Extracted records:
--
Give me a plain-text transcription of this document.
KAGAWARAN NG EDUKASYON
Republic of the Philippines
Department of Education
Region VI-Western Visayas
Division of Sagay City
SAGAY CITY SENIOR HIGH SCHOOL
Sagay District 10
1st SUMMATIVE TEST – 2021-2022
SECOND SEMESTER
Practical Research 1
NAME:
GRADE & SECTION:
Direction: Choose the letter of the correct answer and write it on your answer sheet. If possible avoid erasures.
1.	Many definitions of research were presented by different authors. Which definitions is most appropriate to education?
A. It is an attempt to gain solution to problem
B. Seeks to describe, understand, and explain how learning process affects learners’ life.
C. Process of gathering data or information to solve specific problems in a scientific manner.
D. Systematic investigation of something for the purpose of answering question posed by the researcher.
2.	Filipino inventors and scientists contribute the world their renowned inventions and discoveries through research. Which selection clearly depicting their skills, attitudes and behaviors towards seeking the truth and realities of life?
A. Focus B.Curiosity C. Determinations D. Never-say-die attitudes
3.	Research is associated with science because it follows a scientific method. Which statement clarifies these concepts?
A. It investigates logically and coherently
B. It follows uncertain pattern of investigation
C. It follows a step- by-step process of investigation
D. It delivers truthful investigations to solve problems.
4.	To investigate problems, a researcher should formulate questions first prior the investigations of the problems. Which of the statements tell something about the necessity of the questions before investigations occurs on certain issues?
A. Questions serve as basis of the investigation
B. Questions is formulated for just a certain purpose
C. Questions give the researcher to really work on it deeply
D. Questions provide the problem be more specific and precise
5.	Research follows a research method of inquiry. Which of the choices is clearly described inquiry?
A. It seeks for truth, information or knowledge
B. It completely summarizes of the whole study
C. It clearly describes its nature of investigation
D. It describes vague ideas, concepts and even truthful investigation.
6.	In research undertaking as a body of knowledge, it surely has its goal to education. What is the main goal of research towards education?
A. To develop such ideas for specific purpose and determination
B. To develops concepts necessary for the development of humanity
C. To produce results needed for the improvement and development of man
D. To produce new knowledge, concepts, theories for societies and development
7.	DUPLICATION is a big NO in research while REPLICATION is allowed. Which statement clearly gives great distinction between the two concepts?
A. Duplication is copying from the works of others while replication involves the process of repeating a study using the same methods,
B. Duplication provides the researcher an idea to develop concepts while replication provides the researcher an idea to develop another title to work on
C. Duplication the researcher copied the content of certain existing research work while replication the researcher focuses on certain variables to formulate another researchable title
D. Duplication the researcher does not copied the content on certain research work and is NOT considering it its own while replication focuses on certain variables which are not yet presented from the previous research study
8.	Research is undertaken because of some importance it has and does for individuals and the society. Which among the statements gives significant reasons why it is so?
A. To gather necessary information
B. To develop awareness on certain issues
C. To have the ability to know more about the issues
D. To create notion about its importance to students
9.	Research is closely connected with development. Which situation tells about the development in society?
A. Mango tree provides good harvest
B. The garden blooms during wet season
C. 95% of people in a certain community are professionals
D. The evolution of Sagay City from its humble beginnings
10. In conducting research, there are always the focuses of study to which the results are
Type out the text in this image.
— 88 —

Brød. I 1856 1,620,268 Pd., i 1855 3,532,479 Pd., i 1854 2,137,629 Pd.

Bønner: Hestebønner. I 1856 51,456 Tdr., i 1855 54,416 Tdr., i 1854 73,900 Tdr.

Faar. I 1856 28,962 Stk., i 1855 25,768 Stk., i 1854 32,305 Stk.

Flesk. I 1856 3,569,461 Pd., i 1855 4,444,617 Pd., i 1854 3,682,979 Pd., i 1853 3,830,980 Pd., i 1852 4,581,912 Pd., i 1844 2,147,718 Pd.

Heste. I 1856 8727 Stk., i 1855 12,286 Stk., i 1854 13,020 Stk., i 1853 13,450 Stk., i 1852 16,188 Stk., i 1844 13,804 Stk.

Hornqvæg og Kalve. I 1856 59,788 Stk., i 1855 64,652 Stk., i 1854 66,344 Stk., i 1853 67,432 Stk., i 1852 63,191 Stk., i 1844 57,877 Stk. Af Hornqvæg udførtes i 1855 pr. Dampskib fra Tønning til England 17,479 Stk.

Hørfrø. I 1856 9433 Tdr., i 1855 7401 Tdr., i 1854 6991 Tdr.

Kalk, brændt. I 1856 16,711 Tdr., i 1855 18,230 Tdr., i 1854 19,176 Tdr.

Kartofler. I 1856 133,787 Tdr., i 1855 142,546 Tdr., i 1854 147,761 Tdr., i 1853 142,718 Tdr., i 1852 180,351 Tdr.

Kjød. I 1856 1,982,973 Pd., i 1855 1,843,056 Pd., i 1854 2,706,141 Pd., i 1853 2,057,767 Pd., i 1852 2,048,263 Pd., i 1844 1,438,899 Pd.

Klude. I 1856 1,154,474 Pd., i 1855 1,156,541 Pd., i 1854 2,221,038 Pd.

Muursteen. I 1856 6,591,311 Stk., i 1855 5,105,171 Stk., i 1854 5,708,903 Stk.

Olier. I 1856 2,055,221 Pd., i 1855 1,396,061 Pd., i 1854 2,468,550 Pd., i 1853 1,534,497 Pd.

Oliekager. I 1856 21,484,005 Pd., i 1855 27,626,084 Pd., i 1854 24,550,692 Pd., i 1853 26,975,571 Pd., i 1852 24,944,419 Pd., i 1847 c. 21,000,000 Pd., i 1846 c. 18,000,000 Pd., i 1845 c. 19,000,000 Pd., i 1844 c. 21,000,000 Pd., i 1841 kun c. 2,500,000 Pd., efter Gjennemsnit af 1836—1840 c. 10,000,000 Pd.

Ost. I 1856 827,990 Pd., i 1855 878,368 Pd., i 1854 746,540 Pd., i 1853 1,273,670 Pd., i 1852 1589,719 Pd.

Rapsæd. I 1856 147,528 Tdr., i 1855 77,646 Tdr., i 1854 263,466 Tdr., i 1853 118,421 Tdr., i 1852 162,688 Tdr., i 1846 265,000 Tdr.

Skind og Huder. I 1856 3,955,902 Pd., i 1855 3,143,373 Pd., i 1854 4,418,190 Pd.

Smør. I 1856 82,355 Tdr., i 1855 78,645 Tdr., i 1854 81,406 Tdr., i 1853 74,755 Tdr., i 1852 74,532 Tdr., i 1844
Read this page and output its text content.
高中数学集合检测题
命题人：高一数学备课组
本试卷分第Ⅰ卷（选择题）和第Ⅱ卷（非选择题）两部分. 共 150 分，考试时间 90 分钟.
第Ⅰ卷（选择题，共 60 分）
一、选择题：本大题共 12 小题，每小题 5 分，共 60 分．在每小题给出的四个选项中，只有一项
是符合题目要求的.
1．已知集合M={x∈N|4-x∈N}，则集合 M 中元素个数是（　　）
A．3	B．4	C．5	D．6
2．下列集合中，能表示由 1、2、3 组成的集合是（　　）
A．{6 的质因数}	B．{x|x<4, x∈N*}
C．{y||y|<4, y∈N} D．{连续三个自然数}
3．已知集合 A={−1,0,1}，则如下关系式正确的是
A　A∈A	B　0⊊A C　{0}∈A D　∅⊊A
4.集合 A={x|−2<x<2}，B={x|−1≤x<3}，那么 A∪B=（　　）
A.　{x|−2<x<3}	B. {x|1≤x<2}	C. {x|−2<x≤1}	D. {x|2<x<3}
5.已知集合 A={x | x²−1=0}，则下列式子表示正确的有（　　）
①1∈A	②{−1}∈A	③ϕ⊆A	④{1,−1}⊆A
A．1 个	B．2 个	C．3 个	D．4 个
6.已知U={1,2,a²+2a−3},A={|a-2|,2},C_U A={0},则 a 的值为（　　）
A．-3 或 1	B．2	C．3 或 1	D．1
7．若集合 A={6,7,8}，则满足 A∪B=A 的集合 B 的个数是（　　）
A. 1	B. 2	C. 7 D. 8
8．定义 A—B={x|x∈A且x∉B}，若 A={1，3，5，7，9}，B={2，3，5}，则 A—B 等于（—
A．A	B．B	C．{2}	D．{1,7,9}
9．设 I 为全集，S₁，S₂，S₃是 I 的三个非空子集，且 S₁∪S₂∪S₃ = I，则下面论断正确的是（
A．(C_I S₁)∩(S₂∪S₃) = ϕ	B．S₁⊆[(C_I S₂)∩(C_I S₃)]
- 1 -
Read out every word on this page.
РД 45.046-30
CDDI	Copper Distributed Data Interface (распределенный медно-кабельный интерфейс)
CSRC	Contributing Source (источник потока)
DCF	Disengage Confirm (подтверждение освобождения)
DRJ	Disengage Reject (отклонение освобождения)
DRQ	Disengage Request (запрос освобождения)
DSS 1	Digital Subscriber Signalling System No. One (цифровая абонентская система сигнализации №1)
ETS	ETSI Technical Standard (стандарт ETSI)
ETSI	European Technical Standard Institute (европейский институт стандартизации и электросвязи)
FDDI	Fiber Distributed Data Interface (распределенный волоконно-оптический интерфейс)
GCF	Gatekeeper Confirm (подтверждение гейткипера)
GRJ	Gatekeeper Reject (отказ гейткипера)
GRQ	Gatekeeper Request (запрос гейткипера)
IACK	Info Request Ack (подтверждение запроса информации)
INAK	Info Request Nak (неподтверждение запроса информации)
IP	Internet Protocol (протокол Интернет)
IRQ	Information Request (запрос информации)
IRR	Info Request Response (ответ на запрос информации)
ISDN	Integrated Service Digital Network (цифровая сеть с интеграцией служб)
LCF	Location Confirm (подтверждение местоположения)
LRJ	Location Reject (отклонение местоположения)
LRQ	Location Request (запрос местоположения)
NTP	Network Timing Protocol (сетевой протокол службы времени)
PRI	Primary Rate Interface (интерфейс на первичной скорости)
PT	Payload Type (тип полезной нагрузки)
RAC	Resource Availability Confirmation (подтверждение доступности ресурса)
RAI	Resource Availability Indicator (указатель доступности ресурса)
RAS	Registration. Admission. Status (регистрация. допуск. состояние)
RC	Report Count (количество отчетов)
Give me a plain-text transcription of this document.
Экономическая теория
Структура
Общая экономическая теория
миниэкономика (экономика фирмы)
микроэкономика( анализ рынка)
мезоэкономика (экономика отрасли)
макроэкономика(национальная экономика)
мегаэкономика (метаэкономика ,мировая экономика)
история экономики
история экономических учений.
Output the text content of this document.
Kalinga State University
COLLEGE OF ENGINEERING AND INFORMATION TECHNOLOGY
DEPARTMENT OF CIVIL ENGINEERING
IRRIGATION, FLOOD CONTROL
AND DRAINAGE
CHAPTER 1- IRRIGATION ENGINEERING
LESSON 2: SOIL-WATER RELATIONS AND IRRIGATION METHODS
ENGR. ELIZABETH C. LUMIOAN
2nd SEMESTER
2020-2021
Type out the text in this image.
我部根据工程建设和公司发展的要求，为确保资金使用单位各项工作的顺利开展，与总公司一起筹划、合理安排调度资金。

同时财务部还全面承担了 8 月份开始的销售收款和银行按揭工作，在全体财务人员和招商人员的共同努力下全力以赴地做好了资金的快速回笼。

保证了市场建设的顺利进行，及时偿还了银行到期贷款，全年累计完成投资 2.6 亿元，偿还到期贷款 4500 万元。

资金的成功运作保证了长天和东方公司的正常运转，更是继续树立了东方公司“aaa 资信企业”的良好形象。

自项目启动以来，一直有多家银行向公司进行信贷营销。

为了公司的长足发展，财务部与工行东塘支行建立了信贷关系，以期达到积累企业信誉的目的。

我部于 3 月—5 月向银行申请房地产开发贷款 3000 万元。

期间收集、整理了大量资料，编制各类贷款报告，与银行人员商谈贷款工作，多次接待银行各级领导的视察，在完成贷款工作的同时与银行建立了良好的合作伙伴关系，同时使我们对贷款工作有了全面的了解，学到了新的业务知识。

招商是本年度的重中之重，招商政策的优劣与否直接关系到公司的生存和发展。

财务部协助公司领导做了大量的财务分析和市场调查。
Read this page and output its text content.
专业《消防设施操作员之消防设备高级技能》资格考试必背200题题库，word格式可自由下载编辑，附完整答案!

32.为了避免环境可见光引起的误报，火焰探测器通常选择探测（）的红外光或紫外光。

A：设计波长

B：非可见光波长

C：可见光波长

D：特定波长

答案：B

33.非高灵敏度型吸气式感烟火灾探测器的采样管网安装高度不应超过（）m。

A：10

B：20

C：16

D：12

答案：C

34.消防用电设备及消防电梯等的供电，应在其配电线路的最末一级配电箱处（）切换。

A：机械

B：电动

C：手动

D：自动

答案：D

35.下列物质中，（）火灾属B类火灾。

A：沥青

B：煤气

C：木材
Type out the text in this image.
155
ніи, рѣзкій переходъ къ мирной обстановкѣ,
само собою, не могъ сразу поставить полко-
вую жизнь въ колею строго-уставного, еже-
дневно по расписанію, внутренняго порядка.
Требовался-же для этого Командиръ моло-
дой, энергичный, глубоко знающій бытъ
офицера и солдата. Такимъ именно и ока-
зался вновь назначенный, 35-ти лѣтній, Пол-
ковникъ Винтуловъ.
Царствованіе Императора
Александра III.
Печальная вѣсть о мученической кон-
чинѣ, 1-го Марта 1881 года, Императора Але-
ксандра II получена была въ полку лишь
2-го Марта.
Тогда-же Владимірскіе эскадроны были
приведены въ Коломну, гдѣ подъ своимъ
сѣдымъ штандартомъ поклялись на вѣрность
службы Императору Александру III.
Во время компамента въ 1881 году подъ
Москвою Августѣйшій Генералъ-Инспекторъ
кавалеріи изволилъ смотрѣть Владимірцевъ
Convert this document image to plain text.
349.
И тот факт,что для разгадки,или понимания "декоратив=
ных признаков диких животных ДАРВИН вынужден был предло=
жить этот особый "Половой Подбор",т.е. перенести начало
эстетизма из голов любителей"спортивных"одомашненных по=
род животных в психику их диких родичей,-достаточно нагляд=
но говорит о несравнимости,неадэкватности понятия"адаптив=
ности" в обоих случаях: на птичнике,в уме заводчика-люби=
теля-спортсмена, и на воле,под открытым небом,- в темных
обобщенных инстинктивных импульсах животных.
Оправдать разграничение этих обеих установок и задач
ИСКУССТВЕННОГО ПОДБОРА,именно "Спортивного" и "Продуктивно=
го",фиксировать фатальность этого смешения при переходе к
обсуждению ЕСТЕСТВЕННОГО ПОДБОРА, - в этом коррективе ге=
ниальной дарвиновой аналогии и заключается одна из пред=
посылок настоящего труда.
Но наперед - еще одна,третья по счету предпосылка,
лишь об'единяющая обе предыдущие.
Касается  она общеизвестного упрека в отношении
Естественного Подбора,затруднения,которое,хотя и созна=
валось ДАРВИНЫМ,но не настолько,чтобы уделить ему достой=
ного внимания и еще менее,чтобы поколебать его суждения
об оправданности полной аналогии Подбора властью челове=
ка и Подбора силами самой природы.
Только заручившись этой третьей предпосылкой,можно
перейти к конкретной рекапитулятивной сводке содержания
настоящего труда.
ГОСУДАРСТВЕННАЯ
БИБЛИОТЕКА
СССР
--
### GIVEN INSTRUCTION
All lines in the data that contain the word "именно" should be copied.

### COMPLETED TASK
офицера и солдата. Такимъ именно и ока-
ИСКУССТВЕННОГО ПОДБОРА,именно "Спортивного" и "Продуктивно=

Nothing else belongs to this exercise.